* **WHAT YOU WILL DO**
Below are some records. Copy every line in them that holds "Abusers".

%%

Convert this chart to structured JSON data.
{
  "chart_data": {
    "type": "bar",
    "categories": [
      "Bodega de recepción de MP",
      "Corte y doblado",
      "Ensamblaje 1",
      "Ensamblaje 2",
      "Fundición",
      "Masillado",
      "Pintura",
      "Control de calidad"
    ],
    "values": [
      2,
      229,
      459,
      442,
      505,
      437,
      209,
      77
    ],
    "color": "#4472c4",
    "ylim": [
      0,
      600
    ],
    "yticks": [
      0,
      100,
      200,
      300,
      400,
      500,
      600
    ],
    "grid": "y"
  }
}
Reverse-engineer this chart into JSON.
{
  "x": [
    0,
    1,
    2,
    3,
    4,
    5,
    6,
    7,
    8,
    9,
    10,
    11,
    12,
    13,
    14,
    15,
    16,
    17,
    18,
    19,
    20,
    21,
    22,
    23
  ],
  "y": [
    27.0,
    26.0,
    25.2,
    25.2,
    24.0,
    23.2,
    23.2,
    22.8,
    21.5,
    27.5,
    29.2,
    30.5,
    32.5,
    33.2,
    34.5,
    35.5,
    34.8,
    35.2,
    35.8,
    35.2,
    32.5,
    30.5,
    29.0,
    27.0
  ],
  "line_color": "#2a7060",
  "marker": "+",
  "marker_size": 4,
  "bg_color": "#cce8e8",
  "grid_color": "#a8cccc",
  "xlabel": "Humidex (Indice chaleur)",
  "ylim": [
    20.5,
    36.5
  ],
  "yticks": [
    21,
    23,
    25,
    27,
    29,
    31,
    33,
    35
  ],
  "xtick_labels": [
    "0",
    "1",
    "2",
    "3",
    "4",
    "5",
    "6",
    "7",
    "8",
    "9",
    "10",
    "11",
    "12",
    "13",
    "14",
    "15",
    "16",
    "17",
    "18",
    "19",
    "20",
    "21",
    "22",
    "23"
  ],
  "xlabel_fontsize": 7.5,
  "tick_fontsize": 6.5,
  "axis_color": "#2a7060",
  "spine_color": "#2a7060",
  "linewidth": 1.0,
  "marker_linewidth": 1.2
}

%%
%%

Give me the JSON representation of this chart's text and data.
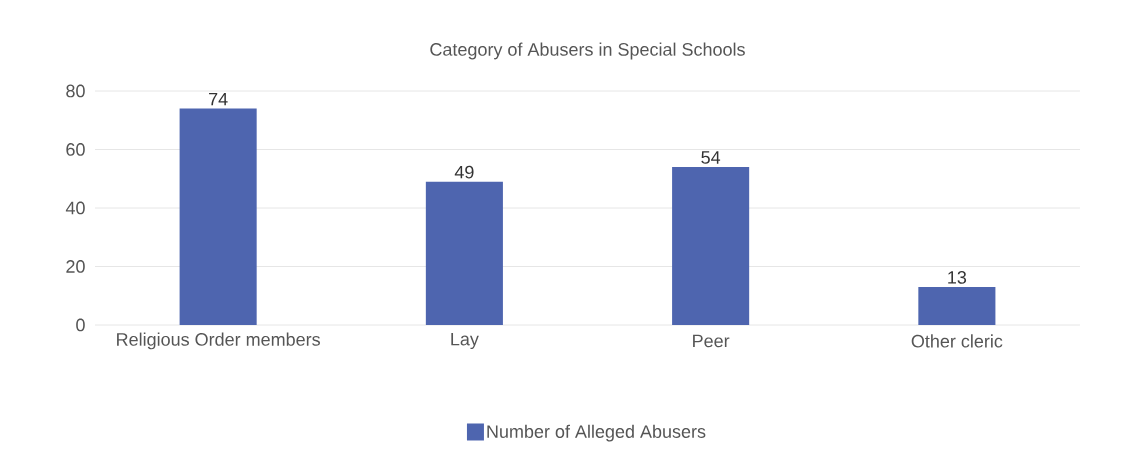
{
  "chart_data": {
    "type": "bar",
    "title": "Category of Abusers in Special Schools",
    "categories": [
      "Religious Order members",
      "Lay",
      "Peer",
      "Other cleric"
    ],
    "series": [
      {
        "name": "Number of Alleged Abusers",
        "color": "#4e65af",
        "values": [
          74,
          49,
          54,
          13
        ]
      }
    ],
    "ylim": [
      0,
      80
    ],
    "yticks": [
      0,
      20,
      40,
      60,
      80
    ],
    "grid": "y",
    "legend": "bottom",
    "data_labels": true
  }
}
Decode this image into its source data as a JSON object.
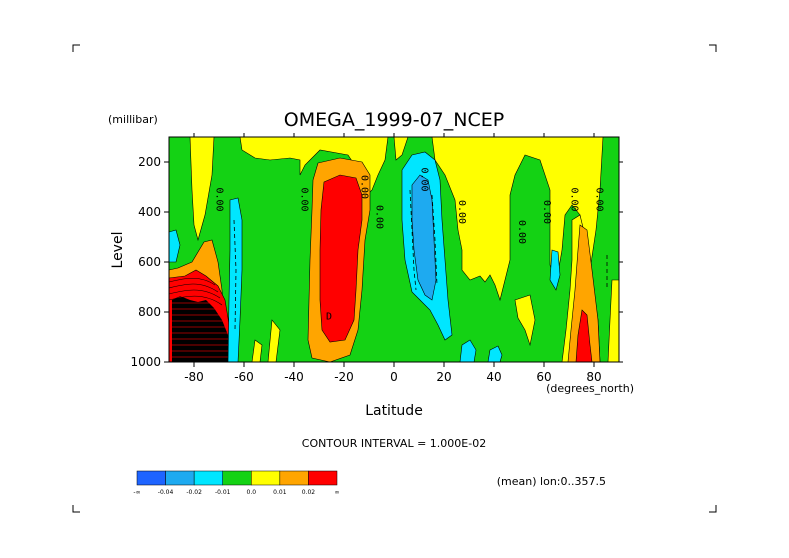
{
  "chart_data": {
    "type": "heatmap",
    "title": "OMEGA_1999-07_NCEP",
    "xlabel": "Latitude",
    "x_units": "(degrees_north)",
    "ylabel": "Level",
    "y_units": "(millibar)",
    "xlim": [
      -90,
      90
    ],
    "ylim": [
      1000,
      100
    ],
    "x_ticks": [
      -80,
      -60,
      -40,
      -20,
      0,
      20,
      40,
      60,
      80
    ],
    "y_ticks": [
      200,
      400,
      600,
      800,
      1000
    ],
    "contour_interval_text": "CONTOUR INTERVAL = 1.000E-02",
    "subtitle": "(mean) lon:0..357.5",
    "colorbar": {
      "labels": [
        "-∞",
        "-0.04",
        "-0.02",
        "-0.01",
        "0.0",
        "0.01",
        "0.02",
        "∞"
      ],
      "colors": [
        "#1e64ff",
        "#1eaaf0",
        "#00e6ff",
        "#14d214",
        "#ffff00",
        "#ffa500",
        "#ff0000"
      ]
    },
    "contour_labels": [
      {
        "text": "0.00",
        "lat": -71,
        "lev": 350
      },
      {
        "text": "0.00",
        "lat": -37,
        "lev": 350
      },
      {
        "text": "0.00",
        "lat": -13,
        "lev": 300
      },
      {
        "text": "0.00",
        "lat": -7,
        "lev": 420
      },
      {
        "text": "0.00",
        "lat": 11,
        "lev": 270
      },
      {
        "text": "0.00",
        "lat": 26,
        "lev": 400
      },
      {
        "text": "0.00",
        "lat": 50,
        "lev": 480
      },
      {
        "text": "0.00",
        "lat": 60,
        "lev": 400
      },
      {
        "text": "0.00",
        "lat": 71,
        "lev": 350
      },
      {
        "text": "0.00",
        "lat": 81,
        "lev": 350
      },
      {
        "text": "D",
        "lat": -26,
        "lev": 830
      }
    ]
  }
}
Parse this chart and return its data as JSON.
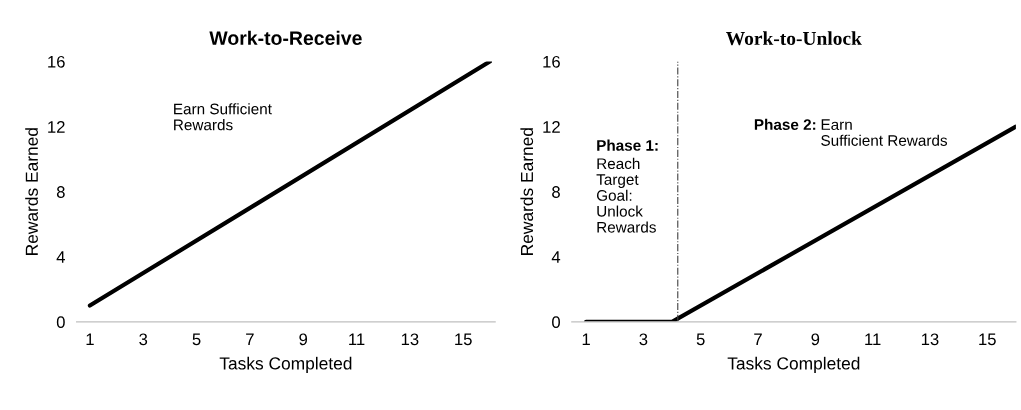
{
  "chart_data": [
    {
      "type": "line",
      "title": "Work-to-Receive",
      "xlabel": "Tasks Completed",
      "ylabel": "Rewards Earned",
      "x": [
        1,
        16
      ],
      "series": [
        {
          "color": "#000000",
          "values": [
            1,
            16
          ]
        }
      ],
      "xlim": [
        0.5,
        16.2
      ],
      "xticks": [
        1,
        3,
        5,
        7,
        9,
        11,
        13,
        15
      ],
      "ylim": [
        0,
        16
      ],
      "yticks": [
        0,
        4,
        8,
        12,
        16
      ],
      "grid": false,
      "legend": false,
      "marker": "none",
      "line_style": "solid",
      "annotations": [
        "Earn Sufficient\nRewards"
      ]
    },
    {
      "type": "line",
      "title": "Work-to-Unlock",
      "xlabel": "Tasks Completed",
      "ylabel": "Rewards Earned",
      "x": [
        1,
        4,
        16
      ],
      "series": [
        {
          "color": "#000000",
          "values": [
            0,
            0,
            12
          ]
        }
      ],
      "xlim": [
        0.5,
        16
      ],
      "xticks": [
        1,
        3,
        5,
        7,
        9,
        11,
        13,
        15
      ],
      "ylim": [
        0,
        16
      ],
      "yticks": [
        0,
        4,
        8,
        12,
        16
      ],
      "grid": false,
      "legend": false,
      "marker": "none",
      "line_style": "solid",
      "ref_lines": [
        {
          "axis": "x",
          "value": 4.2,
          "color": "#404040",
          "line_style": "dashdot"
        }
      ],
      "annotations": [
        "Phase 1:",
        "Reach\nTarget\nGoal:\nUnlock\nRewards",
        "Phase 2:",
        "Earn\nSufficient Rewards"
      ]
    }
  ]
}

%%
%%

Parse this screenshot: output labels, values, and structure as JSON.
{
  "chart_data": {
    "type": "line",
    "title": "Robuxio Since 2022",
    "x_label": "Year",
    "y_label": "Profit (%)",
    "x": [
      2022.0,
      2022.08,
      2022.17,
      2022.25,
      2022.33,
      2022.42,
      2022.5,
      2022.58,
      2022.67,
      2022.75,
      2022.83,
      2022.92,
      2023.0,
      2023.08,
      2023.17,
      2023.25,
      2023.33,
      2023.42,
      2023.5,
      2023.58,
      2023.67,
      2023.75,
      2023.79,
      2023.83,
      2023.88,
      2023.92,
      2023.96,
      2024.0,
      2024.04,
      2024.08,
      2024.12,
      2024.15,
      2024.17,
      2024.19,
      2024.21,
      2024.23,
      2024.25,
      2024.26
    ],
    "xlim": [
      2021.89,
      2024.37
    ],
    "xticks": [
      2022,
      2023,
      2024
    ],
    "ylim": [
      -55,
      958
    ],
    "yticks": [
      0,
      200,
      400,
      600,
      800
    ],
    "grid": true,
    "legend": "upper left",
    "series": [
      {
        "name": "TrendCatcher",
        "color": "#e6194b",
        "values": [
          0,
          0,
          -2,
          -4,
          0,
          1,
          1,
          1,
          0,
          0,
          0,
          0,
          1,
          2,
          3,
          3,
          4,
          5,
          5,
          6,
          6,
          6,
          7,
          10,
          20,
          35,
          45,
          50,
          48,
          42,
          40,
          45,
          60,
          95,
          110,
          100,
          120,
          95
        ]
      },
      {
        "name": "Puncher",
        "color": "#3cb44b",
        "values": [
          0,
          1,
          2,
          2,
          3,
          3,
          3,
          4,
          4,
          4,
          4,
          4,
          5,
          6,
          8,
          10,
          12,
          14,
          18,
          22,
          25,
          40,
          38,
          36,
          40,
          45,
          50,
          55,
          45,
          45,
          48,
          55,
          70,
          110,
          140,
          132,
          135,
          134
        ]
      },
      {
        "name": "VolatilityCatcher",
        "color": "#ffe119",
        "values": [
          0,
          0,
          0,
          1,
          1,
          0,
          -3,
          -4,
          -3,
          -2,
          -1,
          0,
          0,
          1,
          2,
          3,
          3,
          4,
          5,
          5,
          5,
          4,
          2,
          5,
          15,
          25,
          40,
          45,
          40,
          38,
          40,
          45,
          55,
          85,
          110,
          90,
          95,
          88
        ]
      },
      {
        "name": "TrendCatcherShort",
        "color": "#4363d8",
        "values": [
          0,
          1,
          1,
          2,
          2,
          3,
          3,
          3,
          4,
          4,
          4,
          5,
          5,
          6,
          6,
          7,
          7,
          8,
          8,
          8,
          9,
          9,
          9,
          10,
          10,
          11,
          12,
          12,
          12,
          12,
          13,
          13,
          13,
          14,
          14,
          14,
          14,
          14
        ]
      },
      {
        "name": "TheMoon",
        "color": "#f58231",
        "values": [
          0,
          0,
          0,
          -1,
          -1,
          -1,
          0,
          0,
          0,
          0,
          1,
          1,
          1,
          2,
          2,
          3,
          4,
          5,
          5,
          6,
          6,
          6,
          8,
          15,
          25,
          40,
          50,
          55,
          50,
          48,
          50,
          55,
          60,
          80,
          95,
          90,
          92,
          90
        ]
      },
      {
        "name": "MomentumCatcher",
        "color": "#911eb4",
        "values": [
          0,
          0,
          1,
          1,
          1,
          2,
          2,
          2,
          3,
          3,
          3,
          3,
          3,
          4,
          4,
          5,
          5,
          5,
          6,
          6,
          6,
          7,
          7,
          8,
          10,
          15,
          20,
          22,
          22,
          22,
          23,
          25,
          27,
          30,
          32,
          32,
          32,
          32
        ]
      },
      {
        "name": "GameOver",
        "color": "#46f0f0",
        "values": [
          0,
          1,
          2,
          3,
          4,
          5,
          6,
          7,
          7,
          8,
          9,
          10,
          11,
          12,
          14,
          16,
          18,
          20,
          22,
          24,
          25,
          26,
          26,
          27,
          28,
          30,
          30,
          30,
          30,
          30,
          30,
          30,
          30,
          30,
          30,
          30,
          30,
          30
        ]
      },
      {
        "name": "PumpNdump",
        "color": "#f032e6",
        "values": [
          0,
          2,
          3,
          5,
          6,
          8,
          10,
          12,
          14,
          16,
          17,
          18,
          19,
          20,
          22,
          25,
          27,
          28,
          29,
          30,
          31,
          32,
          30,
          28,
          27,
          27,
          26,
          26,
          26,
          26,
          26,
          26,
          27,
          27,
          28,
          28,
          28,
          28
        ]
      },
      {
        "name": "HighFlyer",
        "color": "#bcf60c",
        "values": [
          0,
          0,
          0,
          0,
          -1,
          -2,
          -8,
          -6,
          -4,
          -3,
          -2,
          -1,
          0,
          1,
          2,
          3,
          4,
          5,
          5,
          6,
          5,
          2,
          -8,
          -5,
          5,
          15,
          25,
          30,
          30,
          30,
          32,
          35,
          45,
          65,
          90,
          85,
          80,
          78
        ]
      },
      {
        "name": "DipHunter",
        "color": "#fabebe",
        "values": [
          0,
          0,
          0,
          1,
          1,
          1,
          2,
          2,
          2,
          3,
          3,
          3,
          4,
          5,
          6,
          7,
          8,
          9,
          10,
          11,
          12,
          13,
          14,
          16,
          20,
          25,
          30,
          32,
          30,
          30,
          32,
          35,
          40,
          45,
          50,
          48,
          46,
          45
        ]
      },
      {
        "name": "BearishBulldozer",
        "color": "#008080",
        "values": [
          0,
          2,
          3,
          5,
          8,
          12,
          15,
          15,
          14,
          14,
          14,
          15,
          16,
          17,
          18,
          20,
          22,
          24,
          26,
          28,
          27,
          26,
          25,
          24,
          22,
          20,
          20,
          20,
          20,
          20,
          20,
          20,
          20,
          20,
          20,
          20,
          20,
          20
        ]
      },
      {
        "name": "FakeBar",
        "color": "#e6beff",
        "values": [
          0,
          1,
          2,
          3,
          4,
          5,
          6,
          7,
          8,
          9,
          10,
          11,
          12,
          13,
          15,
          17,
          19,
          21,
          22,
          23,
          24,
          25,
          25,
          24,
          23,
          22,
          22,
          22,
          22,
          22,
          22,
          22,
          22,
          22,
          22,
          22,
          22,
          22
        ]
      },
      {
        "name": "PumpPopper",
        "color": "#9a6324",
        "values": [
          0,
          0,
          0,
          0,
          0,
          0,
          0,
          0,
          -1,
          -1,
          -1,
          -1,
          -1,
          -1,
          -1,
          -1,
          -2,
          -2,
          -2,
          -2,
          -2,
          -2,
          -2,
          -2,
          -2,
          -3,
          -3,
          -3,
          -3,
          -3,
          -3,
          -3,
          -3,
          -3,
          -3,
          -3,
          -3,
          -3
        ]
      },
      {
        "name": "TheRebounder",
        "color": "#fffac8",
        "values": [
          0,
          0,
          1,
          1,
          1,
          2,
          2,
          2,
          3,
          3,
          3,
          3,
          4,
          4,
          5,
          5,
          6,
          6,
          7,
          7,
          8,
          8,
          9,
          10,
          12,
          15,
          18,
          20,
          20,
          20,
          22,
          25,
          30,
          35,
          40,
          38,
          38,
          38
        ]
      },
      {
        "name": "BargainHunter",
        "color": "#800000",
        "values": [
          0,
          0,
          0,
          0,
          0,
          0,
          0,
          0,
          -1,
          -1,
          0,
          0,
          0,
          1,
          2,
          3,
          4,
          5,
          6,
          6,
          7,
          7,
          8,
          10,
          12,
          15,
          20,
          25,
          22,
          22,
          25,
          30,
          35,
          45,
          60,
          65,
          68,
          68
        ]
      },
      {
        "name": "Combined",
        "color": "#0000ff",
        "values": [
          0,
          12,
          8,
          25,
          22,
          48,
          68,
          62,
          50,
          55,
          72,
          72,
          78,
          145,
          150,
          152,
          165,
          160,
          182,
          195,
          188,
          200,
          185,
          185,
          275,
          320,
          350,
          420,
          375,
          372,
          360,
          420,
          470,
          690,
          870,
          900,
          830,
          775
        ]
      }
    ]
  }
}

%%

* **THE COMPLETED TASK**
    "title": "Category of Abusers in Special Schools",
        "name": "Number of Alleged Abusers",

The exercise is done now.